Written task:
Exactly repeat the material, dropping only the pictures.

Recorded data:
---
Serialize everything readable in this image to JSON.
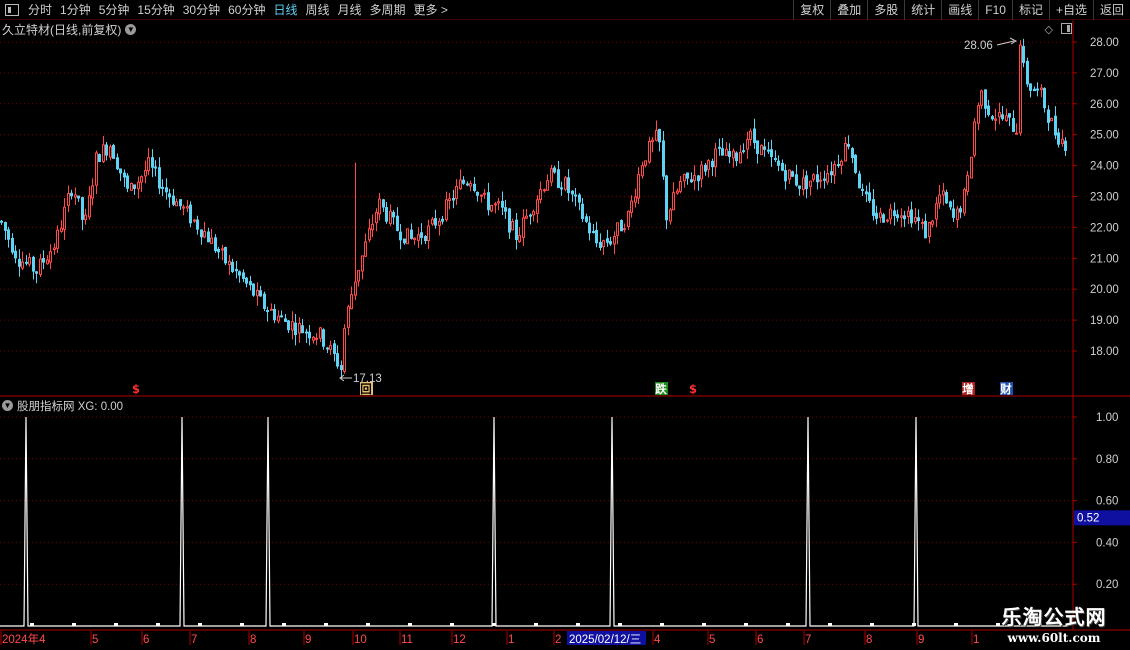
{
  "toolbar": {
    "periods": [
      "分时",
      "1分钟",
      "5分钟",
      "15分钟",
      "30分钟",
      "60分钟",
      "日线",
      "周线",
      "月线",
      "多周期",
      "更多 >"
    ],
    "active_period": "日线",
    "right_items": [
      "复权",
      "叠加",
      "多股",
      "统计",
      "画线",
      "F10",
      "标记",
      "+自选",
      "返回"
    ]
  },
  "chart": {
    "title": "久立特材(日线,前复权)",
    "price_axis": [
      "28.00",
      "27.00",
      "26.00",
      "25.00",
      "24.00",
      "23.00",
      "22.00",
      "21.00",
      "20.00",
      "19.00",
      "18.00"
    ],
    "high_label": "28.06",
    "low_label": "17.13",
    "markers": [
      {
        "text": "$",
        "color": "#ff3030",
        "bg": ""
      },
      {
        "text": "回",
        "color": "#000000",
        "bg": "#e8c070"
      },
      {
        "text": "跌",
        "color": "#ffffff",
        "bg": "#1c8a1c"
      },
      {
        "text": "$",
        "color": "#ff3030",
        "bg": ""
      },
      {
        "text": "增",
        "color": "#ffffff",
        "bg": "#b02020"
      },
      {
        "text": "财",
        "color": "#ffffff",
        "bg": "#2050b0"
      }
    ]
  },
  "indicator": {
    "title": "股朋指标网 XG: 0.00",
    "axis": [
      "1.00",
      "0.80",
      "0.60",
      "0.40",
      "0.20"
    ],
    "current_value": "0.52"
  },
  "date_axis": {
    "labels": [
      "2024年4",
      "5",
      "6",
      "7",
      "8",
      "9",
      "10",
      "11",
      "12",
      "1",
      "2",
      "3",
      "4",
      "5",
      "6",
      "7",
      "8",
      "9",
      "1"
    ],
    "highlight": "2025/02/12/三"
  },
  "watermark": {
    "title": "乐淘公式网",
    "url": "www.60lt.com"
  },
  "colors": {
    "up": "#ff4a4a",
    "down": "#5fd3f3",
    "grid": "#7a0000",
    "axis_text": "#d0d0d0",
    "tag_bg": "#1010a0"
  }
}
---
Complete response:
Serialize everything readable in this image to JSON.
{
  "toolbar": {
    "periods": [
      "分时",
      "1分钟",
      "5分钟",
      "15分钟",
      "30分钟",
      "60分钟",
      "日线",
      "周线",
      "月线",
      "多周期",
      "更多 >"
    ],
    "active_period": "日线",
    "right_items": [
      "复权",
      "叠加",
      "多股",
      "统计",
      "画线",
      "F10",
      "标记",
      "+自选",
      "返回"
    ]
  },
  "chart": {
    "title": "久立特材(日线,前复权)",
    "price_axis": [
      "28.00",
      "27.00",
      "26.00",
      "25.00",
      "24.00",
      "23.00",
      "22.00",
      "21.00",
      "20.00",
      "19.00",
      "18.00"
    ],
    "high_label": "28.06",
    "low_label": "17.13",
    "markers": [
      {
        "text": "$",
        "color": "#ff3030",
        "bg": ""
      },
      {
        "text": "回",
        "color": "#000000",
        "bg": "#e8c070"
      },
      {
        "text": "跌",
        "color": "#ffffff",
        "bg": "#1c8a1c"
      },
      {
        "text": "$",
        "color": "#ff3030",
        "bg": ""
      },
      {
        "text": "增",
        "color": "#ffffff",
        "bg": "#b02020"
      },
      {
        "text": "财",
        "color": "#ffffff",
        "bg": "#2050b0"
      }
    ]
  },
  "indicator": {
    "title": "股朋指标网 XG: 0.00",
    "axis": [
      "1.00",
      "0.80",
      "0.60",
      "0.40",
      "0.20"
    ],
    "current_value": "0.52"
  },
  "date_axis": {
    "labels": [
      "2024年4",
      "5",
      "6",
      "7",
      "8",
      "9",
      "10",
      "11",
      "12",
      "1",
      "2",
      "3",
      "4",
      "5",
      "6",
      "7",
      "8",
      "9",
      "1"
    ],
    "highlight": "2025/02/12/三"
  },
  "watermark": {
    "title": "乐淘公式网",
    "url": "www.60lt.com"
  },
  "colors": {
    "up": "#ff4a4a",
    "down": "#5fd3f3",
    "grid": "#7a0000",
    "axis_text": "#d0d0d0",
    "tag_bg": "#1010a0"
  }
}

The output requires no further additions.